[Work to complete] Please return, word for word, the lines of the material below, starting with the line containing "coverage-bar — [270, 144, 294, 190]" and going on through the line containing "coverage-track — [243, 195, 424, 241]", both included. Return only those lines.

(Labeled box records)

:::::

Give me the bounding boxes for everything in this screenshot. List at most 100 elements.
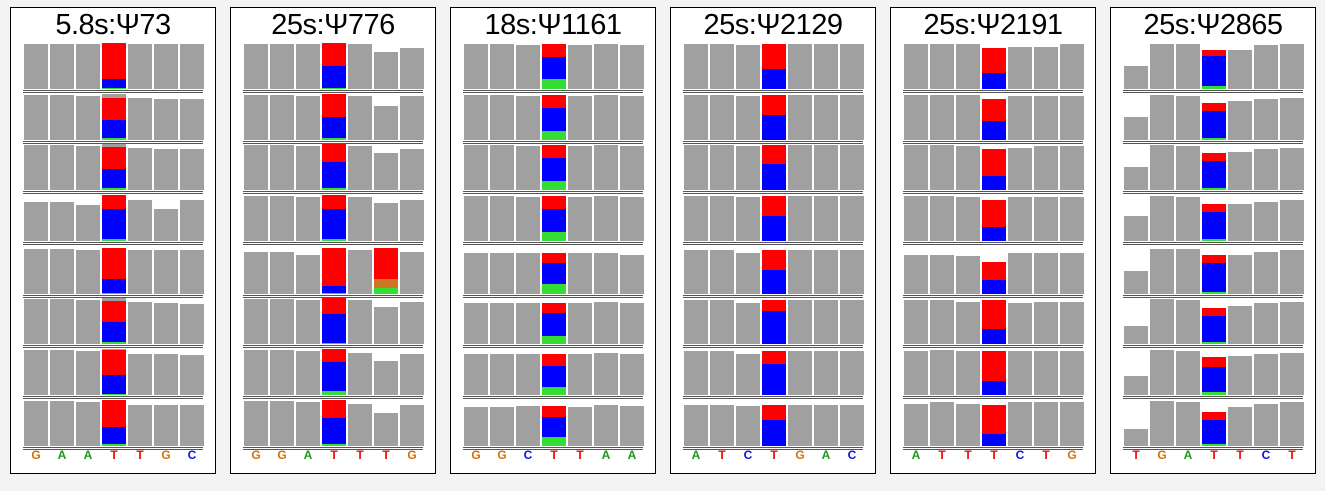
coverage-bar — [270, 144, 294, 190]
coverage-bar — [1034, 146, 1058, 190]
coverage-bar — [930, 94, 954, 140]
track-separator — [903, 141, 1083, 144]
coverage-track — [1123, 298, 1304, 344]
blue-fraction-segment — [322, 285, 346, 294]
coverage-bar — [788, 300, 812, 344]
coverage-bar — [684, 250, 708, 294]
red-fraction-segment — [1202, 411, 1226, 421]
coverage-bar — [1034, 197, 1058, 241]
coverage-bar — [464, 353, 488, 395]
coverage-bar — [76, 300, 100, 344]
coverage-track — [463, 400, 644, 446]
coverage-bar — [400, 199, 424, 241]
coverage-bar — [490, 302, 514, 344]
modified-site-bar — [542, 43, 566, 89]
sequence-base: T — [110, 448, 118, 462]
green-fraction-segment — [102, 238, 126, 241]
coverage-bar — [1060, 252, 1084, 294]
coverage-bar — [1254, 148, 1278, 190]
modified-site-bar — [322, 298, 346, 344]
coverage-bar — [1228, 254, 1252, 294]
red-fraction-segment — [102, 147, 126, 170]
track-separator — [463, 191, 643, 194]
coverage-bar — [1008, 302, 1032, 344]
modified-site-bar — [982, 300, 1006, 344]
coverage-bar — [348, 146, 372, 190]
green-fraction-segment — [102, 341, 126, 344]
coverage-bar — [1176, 248, 1200, 294]
coverage-bar — [76, 43, 100, 89]
blue-fraction-segment — [1202, 366, 1226, 393]
coverage-bar — [348, 403, 372, 446]
coverage-bar — [490, 94, 514, 140]
track-separator — [1123, 141, 1303, 144]
coverage-bar — [1176, 146, 1200, 190]
green-fraction-segment — [542, 335, 566, 344]
coverage-track — [903, 144, 1084, 190]
red-fraction-segment — [762, 300, 786, 312]
coverage-bar — [1228, 100, 1252, 140]
blue-fraction-segment — [102, 119, 126, 139]
coverage-bar — [50, 298, 74, 344]
track-separator — [463, 396, 643, 399]
green-fraction-segment — [542, 79, 566, 89]
coverage-bar — [620, 254, 644, 294]
red-fraction-segment — [322, 248, 346, 286]
coverage-bar — [840, 300, 864, 344]
coverage-bar — [710, 351, 734, 395]
sequence-base: G — [1157, 448, 1167, 462]
blue-fraction-segment — [542, 366, 566, 387]
track-separator — [1123, 90, 1303, 93]
sequence-base: T — [330, 448, 338, 462]
panel-title: 25s:Ψ2191 — [923, 9, 1063, 41]
coverage-bar — [1150, 400, 1174, 446]
coverage-bar — [270, 400, 294, 446]
coverage-bar — [1280, 402, 1304, 446]
track-separator — [1123, 396, 1303, 399]
coverage-bar — [594, 43, 618, 89]
coverage-bar — [1008, 197, 1032, 241]
coverage-track — [243, 195, 424, 241]
coverage-bar — [956, 146, 980, 190]
coverage-bar — [154, 98, 178, 140]
coverage-bar — [244, 349, 268, 395]
coverage-bar — [50, 43, 74, 89]
sequence-base: C — [1015, 448, 1025, 462]
coverage-track — [903, 94, 1084, 140]
coverage-bar — [684, 195, 708, 241]
coverage-bar — [270, 349, 294, 395]
coverage-bar — [1124, 428, 1148, 446]
modified-site-bar — [542, 405, 566, 446]
coverage-bar — [180, 404, 204, 446]
sequence-base: C — [743, 448, 753, 462]
coverage-bar — [400, 301, 424, 344]
blue-fraction-segment — [982, 381, 1006, 395]
panel-4: 25s:Ψ2129 A T C T G A C — [670, 7, 876, 474]
coverage-track — [23, 43, 204, 89]
coverage-bar — [1060, 197, 1084, 241]
green-fraction-segment — [322, 188, 346, 190]
track-separator — [683, 141, 863, 144]
blue-fraction-segment — [762, 163, 786, 190]
coverage-bar — [1124, 215, 1148, 241]
modified-site-bar — [982, 404, 1006, 446]
red-fraction-segment — [322, 349, 346, 362]
coverage-bar — [1254, 403, 1278, 446]
coverage-bar — [1124, 167, 1148, 190]
coverage-bar — [244, 43, 268, 89]
red-fraction-segment — [542, 94, 566, 108]
red-fraction-segment — [762, 404, 786, 421]
modified-site-bar — [982, 47, 1006, 89]
sequence-base: G — [161, 448, 171, 462]
coverage-bar — [296, 96, 320, 140]
coverage-bar — [594, 301, 618, 344]
sequence-base: G — [497, 448, 507, 462]
coverage-bar — [568, 353, 592, 395]
sequence-base: T — [136, 448, 144, 462]
coverage-bar — [516, 45, 540, 89]
green-fraction-segment — [542, 386, 566, 395]
coverage-bar — [154, 208, 178, 241]
green-fraction-segment — [542, 231, 566, 241]
coverage-bar — [814, 43, 838, 89]
coverage-bar — [1034, 46, 1058, 89]
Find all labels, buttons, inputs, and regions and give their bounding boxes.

:::::

[Final result]
coverage-bar — [270, 144, 294, 190]
coverage-bar — [1034, 146, 1058, 190]
coverage-bar — [930, 94, 954, 140]
track-separator — [903, 141, 1083, 144]
coverage-track — [1123, 298, 1304, 344]
blue-fraction-segment — [322, 285, 346, 294]
coverage-bar — [788, 300, 812, 344]
coverage-bar — [684, 250, 708, 294]
red-fraction-segment — [1202, 411, 1226, 421]
coverage-bar — [1034, 197, 1058, 241]
coverage-bar — [464, 353, 488, 395]
coverage-bar — [76, 300, 100, 344]
coverage-track — [463, 400, 644, 446]
coverage-bar — [400, 199, 424, 241]
coverage-bar — [490, 302, 514, 344]
modified-site-bar — [542, 43, 566, 89]
sequence-base: T — [110, 448, 118, 462]
green-fraction-segment — [102, 238, 126, 241]
coverage-bar — [1060, 252, 1084, 294]
coverage-bar — [1254, 148, 1278, 190]
modified-site-bar — [322, 298, 346, 344]
coverage-bar — [1228, 254, 1252, 294]
red-fraction-segment — [102, 147, 126, 170]
track-separator — [463, 191, 643, 194]
coverage-bar — [1008, 302, 1032, 344]
modified-site-bar — [982, 300, 1006, 344]
coverage-bar — [348, 146, 372, 190]
green-fraction-segment — [102, 341, 126, 344]
coverage-bar — [1176, 248, 1200, 294]
coverage-bar — [76, 43, 100, 89]
blue-fraction-segment — [1202, 366, 1226, 393]
coverage-bar — [348, 403, 372, 446]
coverage-bar — [490, 94, 514, 140]
track-separator — [1123, 141, 1303, 144]
coverage-bar — [1176, 146, 1200, 190]
green-fraction-segment — [542, 335, 566, 344]
coverage-track — [903, 144, 1084, 190]
red-fraction-segment — [762, 300, 786, 312]
coverage-bar — [1228, 100, 1252, 140]
blue-fraction-segment — [102, 119, 126, 139]
coverage-bar — [50, 298, 74, 344]
track-separator — [463, 396, 643, 399]
green-fraction-segment — [542, 79, 566, 89]
coverage-bar — [620, 254, 644, 294]
red-fraction-segment — [322, 248, 346, 286]
coverage-bar — [840, 300, 864, 344]
coverage-bar — [710, 351, 734, 395]
sequence-base: G — [1157, 448, 1167, 462]
blue-fraction-segment — [542, 366, 566, 387]
track-separator — [1123, 90, 1303, 93]
sequence-base: T — [330, 448, 338, 462]
panel-title: 25s:Ψ2191 — [923, 9, 1063, 41]
coverage-bar — [1150, 400, 1174, 446]
coverage-bar — [270, 400, 294, 446]
coverage-bar — [1280, 402, 1304, 446]
track-separator — [1123, 396, 1303, 399]
coverage-bar — [594, 43, 618, 89]
coverage-bar — [1008, 197, 1032, 241]
coverage-track — [243, 195, 424, 241]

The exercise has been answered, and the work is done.